» **REQUIRED TASK**: What follows is a listing. Return every line of it exactly.

» **EXERCISE DATA**:
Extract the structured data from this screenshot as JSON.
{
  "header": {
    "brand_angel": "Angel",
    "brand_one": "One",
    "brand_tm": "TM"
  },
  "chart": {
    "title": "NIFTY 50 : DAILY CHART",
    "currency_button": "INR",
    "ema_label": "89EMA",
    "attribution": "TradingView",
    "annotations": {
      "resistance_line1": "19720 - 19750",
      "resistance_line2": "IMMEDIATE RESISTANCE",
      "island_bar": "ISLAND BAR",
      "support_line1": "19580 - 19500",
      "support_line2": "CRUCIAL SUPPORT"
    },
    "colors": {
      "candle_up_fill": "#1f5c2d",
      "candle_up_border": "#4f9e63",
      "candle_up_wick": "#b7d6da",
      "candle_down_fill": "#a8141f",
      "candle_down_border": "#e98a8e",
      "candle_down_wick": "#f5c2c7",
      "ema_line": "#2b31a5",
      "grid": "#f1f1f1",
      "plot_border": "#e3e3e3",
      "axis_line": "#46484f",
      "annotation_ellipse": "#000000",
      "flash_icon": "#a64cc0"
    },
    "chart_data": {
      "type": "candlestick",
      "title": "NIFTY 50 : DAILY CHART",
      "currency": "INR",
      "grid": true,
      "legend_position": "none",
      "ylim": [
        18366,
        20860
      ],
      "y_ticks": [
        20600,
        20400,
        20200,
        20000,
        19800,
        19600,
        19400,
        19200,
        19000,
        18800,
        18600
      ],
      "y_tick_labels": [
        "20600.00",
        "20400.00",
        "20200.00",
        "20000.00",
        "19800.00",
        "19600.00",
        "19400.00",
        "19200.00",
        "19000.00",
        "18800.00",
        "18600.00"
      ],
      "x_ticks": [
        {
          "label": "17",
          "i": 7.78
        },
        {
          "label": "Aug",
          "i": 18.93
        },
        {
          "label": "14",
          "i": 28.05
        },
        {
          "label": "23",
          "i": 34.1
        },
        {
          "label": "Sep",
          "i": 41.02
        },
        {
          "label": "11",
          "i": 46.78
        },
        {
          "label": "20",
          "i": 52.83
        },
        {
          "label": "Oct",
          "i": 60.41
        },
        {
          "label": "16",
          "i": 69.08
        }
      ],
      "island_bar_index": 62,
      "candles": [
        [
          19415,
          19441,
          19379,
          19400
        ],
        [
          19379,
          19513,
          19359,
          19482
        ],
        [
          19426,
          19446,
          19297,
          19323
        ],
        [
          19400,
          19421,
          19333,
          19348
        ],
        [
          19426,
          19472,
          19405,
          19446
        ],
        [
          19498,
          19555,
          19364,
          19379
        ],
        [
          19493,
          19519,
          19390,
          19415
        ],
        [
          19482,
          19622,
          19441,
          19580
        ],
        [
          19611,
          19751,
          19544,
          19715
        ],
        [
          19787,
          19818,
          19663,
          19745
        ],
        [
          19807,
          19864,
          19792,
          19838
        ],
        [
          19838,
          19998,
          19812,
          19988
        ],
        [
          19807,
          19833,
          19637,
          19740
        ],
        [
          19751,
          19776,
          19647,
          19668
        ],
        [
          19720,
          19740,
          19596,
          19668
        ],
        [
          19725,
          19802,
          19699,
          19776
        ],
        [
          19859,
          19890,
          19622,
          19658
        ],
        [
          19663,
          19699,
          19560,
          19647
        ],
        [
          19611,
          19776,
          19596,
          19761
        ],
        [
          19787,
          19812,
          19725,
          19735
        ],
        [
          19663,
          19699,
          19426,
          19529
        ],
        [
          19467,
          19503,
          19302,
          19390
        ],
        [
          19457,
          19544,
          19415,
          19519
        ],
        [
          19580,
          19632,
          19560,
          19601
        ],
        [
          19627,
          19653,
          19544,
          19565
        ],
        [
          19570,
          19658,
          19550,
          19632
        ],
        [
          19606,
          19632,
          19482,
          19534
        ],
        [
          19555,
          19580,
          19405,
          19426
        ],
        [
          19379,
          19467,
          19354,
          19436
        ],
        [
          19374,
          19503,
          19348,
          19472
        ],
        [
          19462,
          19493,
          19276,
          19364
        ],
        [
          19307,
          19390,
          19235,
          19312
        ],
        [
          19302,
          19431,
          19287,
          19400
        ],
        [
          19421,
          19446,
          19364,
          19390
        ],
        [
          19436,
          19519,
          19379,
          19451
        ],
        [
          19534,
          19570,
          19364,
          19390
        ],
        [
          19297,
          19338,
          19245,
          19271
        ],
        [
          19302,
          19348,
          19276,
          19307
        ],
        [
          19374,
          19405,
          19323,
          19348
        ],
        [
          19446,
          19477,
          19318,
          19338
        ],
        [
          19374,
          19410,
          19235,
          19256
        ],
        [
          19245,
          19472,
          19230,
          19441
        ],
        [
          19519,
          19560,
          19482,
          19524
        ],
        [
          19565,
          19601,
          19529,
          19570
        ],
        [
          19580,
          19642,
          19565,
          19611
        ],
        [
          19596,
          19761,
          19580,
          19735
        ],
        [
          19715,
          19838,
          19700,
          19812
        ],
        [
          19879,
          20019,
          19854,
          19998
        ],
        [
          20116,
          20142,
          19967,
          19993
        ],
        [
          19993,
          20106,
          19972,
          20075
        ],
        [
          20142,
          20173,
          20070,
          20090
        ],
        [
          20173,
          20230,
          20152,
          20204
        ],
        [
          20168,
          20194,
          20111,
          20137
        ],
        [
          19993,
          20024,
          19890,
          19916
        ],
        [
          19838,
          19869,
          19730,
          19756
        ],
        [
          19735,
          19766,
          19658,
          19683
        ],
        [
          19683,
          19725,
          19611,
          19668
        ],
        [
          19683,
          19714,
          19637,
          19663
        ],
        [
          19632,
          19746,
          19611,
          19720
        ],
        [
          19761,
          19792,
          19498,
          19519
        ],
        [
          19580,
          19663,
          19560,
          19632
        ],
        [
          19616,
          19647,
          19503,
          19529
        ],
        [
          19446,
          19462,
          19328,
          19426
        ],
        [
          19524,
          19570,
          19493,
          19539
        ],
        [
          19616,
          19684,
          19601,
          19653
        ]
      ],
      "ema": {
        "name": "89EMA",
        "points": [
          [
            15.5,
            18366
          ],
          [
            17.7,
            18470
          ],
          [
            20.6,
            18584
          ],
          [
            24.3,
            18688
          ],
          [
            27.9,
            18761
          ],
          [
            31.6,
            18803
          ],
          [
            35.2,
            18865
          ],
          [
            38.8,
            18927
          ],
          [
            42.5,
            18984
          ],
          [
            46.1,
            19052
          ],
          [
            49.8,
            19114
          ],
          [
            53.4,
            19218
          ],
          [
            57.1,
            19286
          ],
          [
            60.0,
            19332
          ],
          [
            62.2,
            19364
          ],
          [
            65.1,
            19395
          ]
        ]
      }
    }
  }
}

» **OUTPUT FOR THIS EXERCISE**:
Extract the structured data from this screenshot as JSON.
{
  "header": {
    "brand_angel": "Angel",
    "brand_one": "One",
    "brand_tm": "TM"
  },
  "chart": {
    "title": "NIFTY 50 : DAILY CHART",
    "currency_button": "INR",
    "ema_label": "89EMA",
    "attribution": "TradingView",
    "annotations": {
      "resistance_line1": "19720 - 19750",
      "resistance_line2": "IMMEDIATE RESISTANCE",
      "island_bar": "ISLAND BAR",
      "support_line1": "19580 - 19500",
      "support_line2": "CRUCIAL SUPPORT"
    },
    "colors": {
      "candle_up_fill": "#1f5c2d",
      "candle_up_border": "#4f9e63",
      "candle_up_wick": "#b7d6da",
      "candle_down_fill": "#a8141f",
      "candle_down_border": "#e98a8e",
      "candle_down_wick": "#f5c2c7",
      "ema_line": "#2b31a5",
      "grid": "#f1f1f1",
      "plot_border": "#e3e3e3",
      "axis_line": "#46484f",
      "annotation_ellipse": "#000000",
      "flash_icon": "#a64cc0"
    },
    "chart_data": {
      "type": "candlestick",
      "title": "NIFTY 50 : DAILY CHART",
      "currency": "INR",
      "grid": true,
      "legend_position": "none",
      "ylim": [
        18366,
        20860
      ],
      "y_ticks": [
        20600,
        20400,
        20200,
        20000,
        19800,
        19600,
        19400,
        19200,
        19000,
        18800,
        18600
      ],
      "y_tick_labels": [
        "20600.00",
        "20400.00",
        "20200.00",
        "20000.00",
        "19800.00",
        "19600.00",
        "19400.00",
        "19200.00",
        "19000.00",
        "18800.00",
        "18600.00"
      ],
      "x_ticks": [
        {
          "label": "17",
          "i": 7.78
        },
        {
          "label": "Aug",
          "i": 18.93
        },
        {
          "label": "14",
          "i": 28.05
        },
        {
          "label": "23",
          "i": 34.1
        },
        {
          "label": "Sep",
          "i": 41.02
        },
        {
          "label": "11",
          "i": 46.78
        },
        {
          "label": "20",
          "i": 52.83
        },
        {
          "label": "Oct",
          "i": 60.41
        },
        {
          "label": "16",
          "i": 69.08
        }
      ],
      "island_bar_index": 62,
      "candles": [
        [
          19415,
          19441,
          19379,
          19400
        ],
        [
          19379,
          19513,
          19359,
          19482
        ],
        [
          19426,
          19446,
          19297,
          19323
        ],
        [
          19400,
          19421,
          19333,
          19348
        ],
        [
          19426,
          19472,
          19405,
          19446
        ],
        [
          19498,
          19555,
          19364,
          19379
        ],
        [
          19493,
          19519,
          19390,
          19415
        ],
        [
          19482,
          19622,
          19441,
          19580
        ],
        [
          19611,
          19751,
          19544,
          19715
        ],
        [
          19787,
          19818,
          19663,
          19745
        ],
        [
          19807,
          19864,
          19792,
          19838
        ],
        [
          19838,
          19998,
          19812,
          19988
        ],
        [
          19807,
          19833,
          19637,
          19740
        ],
        [
          19751,
          19776,
          19647,
          19668
        ],
        [
          19720,
          19740,
          19596,
          19668
        ],
        [
          19725,
          19802,
          19699,
          19776
        ],
        [
          19859,
          19890,
          19622,
          19658
        ],
        [
          19663,
          19699,
          19560,
          19647
        ],
        [
          19611,
          19776,
          19596,
          19761
        ],
        [
          19787,
          19812,
          19725,
          19735
        ],
        [
          19663,
          19699,
          19426,
          19529
        ],
        [
          19467,
          19503,
          19302,
          19390
        ],
        [
          19457,
          19544,
          19415,
          19519
        ],
        [
          19580,
          19632,
          19560,
          19601
        ],
        [
          19627,
          19653,
          19544,
          19565
        ],
        [
          19570,
          19658,
          19550,
          19632
        ],
        [
          19606,
          19632,
          19482,
          19534
        ],
        [
          19555,
          19580,
          19405,
          19426
        ],
        [
          19379,
          19467,
          19354,
          19436
        ],
        [
          19374,
          19503,
          19348,
          19472
        ],
        [
          19462,
          19493,
          19276,
          19364
        ],
        [
          19307,
          19390,
          19235,
          19312
        ],
        [
          19302,
          19431,
          19287,
          19400
        ],
        [
          19421,
          19446,
          19364,
          19390
        ],
        [
          19436,
          19519,
          19379,
          19451
        ],
        [
          19534,
          19570,
          19364,
          19390
        ],
        [
          19297,
          19338,
          19245,
          19271
        ],
        [
          19302,
          19348,
          19276,
          19307
        ],
        [
          19374,
          19405,
          19323,
          19348
        ],
        [
          19446,
          19477,
          19318,
          19338
        ],
        [
          19374,
          19410,
          19235,
          19256
        ],
        [
          19245,
          19472,
          19230,
          19441
        ],
        [
          19519,
          19560,
          19482,
          19524
        ],
        [
          19565,
          19601,
          19529,
          19570
        ],
        [
          19580,
          19642,
          19565,
          19611
        ],
        [
          19596,
          19761,
          19580,
          19735
        ],
        [
          19715,
          19838,
          19700,
          19812
        ],
        [
          19879,
          20019,
          19854,
          19998
        ],
        [
          20116,
          20142,
          19967,
          19993
        ],
        [
          19993,
          20106,
          19972,
          20075
        ],
        [
          20142,
          20173,
          20070,
          20090
        ],
        [
          20173,
          20230,
          20152,
          20204
        ],
        [
          20168,
          20194,
          20111,
          20137
        ],
        [
          19993,
          20024,
          19890,
          19916
        ],
        [
          19838,
          19869,
          19730,
          19756
        ],
        [
          19735,
          19766,
          19658,
          19683
        ],
        [
          19683,
          19725,
          19611,
          19668
        ],
        [
          19683,
          19714,
          19637,
          19663
        ],
        [
          19632,
          19746,
          19611,
          19720
        ],
        [
          19761,
          19792,
          19498,
          19519
        ],
        [
          19580,
          19663,
          19560,
          19632
        ],
        [
          19616,
          19647,
          19503,
          19529
        ],
        [
          19446,
          19462,
          19328,
          19426
        ],
        [
          19524,
          19570,
          19493,
          19539
        ],
        [
          19616,
          19684,
          19601,
          19653
        ]
      ],
      "ema": {
        "name": "89EMA",
        "points": [
          [
            15.5,
            18366
          ],
          [
            17.7,
            18470
          ],
          [
            20.6,
            18584
          ],
          [
            24.3,
            18688
          ],
          [
            27.9,
            18761
          ],
          [
            31.6,
            18803
          ],
          [
            35.2,
            18865
          ],
          [
            38.8,
            18927
          ],
          [
            42.5,
            18984
          ],
          [
            46.1,
            19052
          ],
          [
            49.8,
            19114
          ],
          [
            53.4,
            19218
          ],
          [
            57.1,
            19286
          ],
          [
            60.0,
            19332
          ],
          [
            62.2,
            19364
          ],
          [
            65.1,
            19395
          ]
        ]
      }
    }
  }
}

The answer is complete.